═════ Input rows ═════

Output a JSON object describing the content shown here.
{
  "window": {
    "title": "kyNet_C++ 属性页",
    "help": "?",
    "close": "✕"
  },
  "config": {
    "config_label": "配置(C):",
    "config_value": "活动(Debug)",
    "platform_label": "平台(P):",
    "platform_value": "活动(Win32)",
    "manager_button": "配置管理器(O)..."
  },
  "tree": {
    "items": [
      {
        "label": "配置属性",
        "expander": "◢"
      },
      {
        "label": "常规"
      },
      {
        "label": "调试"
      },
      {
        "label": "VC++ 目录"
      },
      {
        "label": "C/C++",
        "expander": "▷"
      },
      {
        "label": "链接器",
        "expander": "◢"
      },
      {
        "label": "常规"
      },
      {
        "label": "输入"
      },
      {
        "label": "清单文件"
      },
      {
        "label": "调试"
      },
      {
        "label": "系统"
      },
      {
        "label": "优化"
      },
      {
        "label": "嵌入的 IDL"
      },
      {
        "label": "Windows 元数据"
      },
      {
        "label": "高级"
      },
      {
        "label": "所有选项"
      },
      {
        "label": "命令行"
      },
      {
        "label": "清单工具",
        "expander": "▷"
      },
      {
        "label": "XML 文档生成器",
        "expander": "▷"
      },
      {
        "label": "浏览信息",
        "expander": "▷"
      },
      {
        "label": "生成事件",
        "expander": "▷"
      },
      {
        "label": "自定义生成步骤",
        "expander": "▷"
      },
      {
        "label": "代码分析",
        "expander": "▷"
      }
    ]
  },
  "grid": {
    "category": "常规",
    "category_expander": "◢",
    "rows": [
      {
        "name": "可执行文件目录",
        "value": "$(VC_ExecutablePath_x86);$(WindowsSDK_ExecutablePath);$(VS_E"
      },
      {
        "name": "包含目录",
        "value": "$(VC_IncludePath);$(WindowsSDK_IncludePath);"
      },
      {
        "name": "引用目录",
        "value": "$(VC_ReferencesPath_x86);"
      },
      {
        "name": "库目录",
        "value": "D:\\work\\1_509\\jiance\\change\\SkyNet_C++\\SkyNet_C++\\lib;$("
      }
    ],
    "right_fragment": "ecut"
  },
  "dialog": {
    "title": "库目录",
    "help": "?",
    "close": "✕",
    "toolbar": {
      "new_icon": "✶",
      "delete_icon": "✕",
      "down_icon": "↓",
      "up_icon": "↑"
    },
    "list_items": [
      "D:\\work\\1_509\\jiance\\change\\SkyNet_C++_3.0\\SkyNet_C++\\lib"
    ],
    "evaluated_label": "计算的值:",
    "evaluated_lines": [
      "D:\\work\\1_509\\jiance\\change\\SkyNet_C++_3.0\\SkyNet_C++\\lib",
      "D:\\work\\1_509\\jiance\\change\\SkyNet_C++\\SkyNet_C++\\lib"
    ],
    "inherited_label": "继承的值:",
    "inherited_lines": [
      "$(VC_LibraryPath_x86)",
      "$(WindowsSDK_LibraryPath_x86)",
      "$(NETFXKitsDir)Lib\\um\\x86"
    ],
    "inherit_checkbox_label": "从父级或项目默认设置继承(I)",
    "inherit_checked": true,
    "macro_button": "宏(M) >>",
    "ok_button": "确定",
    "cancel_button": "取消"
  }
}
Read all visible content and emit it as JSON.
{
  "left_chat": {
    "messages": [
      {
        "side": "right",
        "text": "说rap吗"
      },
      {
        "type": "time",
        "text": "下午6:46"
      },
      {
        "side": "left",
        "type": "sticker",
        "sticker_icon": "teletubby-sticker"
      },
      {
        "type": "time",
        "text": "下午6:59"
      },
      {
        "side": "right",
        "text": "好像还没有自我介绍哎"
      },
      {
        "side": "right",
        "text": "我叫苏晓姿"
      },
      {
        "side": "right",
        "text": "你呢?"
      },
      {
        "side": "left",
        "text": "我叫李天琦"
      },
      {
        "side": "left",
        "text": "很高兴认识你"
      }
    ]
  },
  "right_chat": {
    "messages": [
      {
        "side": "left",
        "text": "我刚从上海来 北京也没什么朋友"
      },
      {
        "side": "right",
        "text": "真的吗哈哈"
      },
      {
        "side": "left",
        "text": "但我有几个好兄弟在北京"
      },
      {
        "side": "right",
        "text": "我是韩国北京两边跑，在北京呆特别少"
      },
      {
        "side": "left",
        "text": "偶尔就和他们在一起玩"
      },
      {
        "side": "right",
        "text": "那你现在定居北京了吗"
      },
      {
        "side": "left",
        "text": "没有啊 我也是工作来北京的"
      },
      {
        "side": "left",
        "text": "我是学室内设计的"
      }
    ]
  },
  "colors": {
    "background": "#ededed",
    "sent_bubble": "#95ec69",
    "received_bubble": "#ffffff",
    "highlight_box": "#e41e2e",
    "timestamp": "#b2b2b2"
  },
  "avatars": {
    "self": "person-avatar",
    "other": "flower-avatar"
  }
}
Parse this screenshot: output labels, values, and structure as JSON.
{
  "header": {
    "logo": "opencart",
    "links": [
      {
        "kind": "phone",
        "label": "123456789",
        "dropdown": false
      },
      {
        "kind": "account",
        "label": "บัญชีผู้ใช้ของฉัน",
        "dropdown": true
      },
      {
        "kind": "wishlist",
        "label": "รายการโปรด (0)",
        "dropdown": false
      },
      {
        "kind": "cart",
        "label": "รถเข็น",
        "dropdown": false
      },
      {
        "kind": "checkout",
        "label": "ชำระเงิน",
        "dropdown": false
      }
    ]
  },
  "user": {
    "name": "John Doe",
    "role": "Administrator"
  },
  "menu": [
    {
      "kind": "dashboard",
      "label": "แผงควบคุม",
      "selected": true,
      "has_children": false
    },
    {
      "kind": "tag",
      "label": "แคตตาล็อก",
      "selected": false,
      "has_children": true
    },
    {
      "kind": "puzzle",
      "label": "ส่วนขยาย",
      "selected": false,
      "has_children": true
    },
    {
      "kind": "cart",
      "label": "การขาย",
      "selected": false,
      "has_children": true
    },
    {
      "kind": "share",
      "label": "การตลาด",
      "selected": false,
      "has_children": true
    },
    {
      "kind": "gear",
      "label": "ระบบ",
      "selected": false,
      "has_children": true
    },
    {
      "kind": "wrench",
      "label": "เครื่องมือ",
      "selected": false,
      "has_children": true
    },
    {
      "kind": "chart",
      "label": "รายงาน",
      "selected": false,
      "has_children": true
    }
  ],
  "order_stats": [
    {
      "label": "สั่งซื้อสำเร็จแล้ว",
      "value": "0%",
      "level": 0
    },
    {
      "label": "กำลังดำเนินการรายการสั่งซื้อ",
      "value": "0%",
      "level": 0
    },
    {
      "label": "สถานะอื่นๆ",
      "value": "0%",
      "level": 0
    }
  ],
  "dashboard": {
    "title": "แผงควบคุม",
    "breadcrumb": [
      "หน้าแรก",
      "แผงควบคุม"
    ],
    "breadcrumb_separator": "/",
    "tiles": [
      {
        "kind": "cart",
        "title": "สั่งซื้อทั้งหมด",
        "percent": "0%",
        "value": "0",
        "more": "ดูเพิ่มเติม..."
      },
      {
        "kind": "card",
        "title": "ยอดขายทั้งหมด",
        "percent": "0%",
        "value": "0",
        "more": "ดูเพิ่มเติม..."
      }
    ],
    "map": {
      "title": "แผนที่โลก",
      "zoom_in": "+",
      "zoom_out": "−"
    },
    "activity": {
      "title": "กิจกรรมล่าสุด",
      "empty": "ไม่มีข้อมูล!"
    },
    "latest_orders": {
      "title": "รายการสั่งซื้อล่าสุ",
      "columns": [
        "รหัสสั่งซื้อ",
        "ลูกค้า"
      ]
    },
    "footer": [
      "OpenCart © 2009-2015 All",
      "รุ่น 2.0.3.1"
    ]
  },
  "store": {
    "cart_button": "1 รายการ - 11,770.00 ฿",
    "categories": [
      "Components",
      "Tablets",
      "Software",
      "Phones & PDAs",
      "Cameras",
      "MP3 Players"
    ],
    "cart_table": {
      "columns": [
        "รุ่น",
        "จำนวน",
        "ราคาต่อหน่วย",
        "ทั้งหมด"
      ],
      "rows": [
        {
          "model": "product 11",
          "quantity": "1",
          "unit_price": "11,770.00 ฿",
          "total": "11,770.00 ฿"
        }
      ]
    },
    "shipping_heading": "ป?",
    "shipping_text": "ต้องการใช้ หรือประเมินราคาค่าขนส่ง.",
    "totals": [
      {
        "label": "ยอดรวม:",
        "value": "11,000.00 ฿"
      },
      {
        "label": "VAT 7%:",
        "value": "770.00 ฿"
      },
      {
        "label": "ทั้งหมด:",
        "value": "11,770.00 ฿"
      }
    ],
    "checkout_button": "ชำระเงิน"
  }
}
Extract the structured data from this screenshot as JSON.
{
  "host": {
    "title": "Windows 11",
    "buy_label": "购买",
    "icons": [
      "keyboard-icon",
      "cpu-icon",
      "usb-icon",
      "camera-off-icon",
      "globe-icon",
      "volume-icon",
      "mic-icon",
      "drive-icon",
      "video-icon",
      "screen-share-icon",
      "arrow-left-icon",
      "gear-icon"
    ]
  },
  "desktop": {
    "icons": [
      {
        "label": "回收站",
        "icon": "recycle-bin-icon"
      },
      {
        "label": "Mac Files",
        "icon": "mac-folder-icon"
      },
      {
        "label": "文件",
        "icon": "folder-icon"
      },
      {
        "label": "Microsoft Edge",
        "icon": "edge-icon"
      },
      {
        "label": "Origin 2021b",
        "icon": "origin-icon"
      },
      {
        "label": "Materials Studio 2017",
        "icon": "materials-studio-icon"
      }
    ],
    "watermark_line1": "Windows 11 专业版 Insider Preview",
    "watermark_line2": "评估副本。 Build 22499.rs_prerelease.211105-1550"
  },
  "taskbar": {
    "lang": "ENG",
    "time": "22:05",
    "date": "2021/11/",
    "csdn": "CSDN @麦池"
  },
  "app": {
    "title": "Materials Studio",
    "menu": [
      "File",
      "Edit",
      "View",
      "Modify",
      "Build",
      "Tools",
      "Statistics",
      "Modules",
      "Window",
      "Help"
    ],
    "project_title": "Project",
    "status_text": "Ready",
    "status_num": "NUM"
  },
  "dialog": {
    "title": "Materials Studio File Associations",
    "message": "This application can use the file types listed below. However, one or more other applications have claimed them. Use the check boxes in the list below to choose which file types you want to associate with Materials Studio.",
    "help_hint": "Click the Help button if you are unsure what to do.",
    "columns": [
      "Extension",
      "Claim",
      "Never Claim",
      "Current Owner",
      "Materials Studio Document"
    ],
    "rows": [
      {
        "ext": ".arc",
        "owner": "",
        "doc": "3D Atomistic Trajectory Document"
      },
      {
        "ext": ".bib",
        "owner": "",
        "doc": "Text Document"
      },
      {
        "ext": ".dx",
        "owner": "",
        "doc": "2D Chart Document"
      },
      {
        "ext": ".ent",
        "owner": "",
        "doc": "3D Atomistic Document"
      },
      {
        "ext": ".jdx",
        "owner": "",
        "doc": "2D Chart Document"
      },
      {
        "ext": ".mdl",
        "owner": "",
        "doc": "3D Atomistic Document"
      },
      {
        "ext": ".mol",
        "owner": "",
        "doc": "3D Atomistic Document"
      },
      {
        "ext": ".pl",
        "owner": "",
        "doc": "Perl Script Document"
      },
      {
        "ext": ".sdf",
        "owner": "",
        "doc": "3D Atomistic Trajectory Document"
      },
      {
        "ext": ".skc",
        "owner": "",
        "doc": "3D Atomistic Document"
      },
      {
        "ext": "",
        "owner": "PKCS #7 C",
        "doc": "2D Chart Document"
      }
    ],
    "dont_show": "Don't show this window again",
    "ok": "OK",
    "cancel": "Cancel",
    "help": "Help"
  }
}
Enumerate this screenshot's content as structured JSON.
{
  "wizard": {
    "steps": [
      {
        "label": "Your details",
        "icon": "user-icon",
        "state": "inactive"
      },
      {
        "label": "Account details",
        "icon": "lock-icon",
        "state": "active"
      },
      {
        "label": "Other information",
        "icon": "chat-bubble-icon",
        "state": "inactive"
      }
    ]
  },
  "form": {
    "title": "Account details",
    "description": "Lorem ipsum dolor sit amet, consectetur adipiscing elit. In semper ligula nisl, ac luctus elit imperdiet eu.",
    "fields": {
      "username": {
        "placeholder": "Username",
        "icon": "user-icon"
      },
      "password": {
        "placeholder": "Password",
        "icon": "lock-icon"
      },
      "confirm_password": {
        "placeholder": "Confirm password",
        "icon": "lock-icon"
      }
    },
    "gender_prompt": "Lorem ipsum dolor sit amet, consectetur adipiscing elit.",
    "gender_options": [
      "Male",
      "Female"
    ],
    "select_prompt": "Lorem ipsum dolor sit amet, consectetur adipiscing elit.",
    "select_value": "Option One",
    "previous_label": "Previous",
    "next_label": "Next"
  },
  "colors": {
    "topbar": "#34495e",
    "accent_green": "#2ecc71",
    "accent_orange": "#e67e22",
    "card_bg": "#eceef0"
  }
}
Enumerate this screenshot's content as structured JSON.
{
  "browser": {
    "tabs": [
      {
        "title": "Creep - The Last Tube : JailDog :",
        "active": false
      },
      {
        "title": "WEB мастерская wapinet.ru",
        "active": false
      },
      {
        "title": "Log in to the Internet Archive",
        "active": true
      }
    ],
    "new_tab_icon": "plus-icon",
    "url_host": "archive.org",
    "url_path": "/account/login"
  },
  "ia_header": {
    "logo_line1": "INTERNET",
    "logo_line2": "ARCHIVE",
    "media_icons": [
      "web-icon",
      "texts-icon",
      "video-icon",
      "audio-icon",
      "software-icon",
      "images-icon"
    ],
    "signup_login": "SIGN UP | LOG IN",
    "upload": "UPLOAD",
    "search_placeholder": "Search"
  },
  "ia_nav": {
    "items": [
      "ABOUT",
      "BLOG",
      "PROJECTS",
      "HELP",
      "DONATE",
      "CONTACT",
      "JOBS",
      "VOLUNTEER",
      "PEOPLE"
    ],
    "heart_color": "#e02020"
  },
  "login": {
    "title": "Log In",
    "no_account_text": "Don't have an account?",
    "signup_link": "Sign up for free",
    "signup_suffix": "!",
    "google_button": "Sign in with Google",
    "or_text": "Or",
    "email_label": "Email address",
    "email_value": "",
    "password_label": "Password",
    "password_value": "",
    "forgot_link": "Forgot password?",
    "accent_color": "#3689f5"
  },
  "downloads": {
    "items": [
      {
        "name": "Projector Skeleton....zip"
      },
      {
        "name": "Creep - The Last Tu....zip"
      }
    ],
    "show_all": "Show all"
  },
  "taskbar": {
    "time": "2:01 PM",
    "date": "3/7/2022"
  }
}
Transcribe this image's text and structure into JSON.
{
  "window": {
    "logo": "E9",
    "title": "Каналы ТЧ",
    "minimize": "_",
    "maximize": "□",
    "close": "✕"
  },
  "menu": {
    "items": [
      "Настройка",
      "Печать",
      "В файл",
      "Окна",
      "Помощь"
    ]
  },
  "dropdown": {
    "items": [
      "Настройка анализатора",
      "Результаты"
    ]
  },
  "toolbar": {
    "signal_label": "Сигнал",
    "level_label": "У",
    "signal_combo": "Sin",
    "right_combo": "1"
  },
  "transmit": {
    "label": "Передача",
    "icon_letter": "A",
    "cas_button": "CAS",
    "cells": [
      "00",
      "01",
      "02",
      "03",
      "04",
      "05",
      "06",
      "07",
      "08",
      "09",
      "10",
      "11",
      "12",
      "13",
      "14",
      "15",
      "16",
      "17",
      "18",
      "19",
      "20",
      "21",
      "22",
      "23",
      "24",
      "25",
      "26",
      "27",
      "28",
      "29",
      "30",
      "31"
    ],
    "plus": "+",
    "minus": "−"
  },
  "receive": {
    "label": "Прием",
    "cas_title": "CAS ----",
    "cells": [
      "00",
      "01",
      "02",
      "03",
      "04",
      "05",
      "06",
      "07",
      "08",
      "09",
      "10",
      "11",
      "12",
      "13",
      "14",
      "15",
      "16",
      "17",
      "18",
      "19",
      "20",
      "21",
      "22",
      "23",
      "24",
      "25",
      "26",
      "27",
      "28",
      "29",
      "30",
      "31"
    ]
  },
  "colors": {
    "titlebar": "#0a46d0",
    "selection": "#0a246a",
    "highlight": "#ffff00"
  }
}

═════

Your objective — Above are some records. Count the lines among them with the word "details", and answer with the number only.

Task solution — 3